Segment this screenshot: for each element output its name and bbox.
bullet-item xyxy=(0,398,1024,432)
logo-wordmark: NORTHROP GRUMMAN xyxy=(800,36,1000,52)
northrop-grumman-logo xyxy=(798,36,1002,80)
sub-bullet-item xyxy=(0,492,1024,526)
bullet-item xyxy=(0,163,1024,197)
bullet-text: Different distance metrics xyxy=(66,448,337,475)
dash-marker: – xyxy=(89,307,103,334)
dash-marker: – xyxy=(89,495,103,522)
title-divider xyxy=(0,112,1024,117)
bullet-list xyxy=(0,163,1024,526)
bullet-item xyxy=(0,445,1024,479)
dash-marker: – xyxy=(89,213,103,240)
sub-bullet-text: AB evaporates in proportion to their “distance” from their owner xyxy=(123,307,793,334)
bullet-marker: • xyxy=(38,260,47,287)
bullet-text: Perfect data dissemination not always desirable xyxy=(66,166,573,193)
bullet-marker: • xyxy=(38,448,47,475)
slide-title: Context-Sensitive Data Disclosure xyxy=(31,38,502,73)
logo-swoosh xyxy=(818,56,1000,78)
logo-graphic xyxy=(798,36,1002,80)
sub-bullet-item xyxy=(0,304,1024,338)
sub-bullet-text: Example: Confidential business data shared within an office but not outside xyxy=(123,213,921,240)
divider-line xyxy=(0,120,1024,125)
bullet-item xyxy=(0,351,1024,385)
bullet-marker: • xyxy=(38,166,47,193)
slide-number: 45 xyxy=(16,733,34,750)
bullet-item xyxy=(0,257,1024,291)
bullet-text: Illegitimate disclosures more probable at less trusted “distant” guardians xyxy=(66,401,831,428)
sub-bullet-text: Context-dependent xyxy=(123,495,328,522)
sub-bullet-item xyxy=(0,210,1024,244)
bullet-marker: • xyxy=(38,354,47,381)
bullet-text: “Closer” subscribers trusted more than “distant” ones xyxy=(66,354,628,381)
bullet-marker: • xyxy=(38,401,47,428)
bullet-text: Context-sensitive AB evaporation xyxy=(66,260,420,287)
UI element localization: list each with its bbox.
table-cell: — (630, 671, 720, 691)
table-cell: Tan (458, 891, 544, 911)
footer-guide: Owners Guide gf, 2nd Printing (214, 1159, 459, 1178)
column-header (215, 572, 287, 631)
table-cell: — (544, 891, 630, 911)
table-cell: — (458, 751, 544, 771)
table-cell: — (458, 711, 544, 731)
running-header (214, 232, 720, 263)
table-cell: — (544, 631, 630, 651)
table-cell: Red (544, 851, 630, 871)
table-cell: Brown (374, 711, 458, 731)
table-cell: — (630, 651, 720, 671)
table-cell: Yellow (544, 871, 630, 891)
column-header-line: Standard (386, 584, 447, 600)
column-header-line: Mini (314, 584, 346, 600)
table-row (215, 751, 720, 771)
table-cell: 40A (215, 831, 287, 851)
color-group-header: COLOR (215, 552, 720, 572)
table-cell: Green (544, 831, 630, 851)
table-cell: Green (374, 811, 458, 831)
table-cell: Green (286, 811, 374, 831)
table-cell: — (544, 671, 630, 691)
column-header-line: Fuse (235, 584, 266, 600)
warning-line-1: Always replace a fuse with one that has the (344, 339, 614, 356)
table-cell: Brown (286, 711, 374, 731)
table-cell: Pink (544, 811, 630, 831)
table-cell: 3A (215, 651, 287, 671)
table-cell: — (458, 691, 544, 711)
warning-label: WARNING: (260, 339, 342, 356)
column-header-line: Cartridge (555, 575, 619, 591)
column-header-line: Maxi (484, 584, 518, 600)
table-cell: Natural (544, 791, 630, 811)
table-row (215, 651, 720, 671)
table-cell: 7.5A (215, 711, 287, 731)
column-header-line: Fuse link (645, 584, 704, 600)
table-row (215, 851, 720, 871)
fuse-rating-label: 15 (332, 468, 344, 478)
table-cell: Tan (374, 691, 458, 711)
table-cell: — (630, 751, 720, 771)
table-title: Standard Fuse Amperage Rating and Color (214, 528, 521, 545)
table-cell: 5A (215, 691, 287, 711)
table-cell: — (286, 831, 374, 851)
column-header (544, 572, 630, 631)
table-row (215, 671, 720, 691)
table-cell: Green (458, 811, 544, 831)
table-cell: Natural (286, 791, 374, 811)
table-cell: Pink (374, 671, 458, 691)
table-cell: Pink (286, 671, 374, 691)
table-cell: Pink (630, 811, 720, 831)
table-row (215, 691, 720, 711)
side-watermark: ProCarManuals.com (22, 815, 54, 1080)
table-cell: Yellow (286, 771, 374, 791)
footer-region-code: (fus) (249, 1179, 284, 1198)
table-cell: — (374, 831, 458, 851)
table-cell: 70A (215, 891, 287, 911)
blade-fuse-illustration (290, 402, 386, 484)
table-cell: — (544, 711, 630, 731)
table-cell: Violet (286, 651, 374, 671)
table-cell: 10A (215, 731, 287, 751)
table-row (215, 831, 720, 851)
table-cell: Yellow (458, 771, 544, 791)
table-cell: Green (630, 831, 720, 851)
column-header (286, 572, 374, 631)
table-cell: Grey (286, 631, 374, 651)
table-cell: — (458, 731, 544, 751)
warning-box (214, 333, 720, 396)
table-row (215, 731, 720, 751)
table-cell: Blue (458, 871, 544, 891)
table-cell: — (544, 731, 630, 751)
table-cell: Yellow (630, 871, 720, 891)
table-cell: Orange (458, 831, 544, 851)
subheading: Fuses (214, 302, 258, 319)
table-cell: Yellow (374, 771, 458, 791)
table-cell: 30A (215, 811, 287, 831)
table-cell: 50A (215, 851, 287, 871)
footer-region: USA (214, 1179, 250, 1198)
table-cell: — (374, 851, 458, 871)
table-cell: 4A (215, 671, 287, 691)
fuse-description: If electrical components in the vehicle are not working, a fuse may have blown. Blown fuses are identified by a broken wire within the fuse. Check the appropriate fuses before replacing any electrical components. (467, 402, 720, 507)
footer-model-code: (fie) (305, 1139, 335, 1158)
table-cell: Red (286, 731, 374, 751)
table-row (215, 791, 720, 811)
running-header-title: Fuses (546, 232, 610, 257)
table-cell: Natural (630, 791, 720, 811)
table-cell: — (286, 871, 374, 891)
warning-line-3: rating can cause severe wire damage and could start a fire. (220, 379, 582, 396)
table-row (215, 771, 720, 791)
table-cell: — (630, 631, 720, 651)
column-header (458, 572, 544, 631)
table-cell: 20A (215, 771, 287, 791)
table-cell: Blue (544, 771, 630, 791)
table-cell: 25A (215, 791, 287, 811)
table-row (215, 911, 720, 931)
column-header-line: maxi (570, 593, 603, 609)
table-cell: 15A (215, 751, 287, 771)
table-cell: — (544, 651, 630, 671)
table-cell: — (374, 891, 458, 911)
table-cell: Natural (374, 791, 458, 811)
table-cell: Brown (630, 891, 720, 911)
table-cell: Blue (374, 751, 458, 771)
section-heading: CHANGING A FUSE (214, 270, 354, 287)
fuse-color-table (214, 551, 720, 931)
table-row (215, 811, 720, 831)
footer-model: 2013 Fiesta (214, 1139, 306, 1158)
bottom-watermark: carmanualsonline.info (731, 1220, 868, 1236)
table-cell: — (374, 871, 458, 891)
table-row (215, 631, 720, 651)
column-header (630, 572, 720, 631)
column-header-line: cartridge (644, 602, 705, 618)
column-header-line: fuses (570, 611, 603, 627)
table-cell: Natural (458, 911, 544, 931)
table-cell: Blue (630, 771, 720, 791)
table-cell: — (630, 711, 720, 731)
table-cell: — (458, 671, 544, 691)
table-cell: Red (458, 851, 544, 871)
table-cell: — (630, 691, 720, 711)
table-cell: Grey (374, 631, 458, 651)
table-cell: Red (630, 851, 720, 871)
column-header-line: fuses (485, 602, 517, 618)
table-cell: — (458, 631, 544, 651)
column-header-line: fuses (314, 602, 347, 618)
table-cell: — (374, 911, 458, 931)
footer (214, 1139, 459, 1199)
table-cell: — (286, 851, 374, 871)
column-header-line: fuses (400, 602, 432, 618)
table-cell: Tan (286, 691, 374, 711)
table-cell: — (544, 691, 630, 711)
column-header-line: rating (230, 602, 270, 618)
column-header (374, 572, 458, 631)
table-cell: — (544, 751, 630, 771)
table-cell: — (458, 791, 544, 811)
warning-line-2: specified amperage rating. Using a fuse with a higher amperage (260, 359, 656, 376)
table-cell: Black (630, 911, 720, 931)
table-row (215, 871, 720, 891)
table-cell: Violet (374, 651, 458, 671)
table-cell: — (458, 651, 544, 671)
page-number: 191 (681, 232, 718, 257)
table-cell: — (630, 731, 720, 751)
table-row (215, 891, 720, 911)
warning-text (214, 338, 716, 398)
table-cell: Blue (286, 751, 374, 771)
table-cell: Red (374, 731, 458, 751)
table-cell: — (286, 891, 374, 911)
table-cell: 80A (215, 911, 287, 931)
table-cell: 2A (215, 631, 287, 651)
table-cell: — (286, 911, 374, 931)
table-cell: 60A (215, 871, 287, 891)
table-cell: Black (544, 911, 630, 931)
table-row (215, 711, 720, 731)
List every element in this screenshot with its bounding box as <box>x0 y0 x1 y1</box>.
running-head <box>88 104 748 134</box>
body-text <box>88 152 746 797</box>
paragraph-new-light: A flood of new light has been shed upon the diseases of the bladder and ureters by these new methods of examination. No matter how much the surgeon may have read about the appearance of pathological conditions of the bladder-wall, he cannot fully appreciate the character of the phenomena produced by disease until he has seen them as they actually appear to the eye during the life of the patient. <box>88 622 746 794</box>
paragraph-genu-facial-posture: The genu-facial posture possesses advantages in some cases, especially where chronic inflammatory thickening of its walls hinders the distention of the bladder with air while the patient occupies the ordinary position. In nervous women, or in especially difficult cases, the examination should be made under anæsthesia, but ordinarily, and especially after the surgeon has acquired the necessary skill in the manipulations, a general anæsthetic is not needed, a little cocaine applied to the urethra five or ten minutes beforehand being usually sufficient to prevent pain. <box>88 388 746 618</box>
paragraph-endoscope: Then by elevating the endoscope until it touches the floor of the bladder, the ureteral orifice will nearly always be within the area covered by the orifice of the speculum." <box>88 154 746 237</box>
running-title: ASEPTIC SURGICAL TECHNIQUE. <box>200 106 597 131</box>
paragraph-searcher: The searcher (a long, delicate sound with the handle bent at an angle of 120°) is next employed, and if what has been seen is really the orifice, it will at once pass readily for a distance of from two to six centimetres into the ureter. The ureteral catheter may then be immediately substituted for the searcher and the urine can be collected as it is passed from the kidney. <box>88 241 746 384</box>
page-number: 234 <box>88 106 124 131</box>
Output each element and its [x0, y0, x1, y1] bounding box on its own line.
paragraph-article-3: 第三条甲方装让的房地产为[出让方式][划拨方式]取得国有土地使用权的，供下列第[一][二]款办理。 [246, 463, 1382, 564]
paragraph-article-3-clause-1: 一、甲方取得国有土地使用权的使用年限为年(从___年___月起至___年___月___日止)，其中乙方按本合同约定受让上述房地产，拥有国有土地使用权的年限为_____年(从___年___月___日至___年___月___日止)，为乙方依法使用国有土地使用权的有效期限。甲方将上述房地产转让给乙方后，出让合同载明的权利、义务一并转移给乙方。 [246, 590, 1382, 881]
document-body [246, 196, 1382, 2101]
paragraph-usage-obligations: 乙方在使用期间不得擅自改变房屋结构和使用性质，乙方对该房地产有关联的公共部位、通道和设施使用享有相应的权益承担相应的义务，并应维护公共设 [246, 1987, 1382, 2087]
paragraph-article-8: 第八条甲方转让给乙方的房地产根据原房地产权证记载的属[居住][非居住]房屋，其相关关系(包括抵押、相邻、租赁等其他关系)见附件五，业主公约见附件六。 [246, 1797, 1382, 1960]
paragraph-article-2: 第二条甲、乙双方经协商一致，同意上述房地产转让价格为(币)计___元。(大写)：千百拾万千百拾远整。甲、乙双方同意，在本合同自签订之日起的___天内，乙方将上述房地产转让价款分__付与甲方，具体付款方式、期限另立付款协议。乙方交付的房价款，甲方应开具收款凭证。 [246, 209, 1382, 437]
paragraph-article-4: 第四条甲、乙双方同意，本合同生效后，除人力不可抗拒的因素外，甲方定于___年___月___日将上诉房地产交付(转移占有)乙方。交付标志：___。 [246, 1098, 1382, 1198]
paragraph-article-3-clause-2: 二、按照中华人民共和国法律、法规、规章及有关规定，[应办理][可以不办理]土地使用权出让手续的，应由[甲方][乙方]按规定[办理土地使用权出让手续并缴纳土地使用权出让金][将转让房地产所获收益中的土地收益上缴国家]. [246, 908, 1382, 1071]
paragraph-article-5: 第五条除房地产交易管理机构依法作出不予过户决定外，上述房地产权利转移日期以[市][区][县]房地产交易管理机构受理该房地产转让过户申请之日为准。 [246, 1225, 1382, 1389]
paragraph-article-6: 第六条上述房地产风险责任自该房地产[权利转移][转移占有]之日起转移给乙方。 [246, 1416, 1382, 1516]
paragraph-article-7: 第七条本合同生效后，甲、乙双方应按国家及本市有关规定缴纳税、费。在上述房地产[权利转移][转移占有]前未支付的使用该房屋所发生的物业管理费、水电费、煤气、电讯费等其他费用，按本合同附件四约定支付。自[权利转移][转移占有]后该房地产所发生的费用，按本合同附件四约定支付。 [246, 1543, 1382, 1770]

======

Output the data verbatim, from its first line through the line containing "sub-bullet-text: AB evaporates", with that line included.

Segment this screenshot: for each element output its name and bbox.
bullet-item xyxy=(0,398,1024,432)
logo-wordmark: NORTHROP GRUMMAN xyxy=(800,36,1000,52)
northrop-grumman-logo xyxy=(798,36,1002,80)
sub-bullet-item xyxy=(0,492,1024,526)
bullet-item xyxy=(0,163,1024,197)
bullet-text: Different distance metrics xyxy=(66,448,337,475)
dash-marker: – xyxy=(89,307,103,334)
dash-marker: – xyxy=(89,495,103,522)
title-divider xyxy=(0,112,1024,117)
bullet-list xyxy=(0,163,1024,526)
bullet-item xyxy=(0,445,1024,479)
dash-marker: – xyxy=(89,213,103,240)
sub-bullet-text: AB evaporates in proportion to their “distance” from their owner xyxy=(123,307,793,334)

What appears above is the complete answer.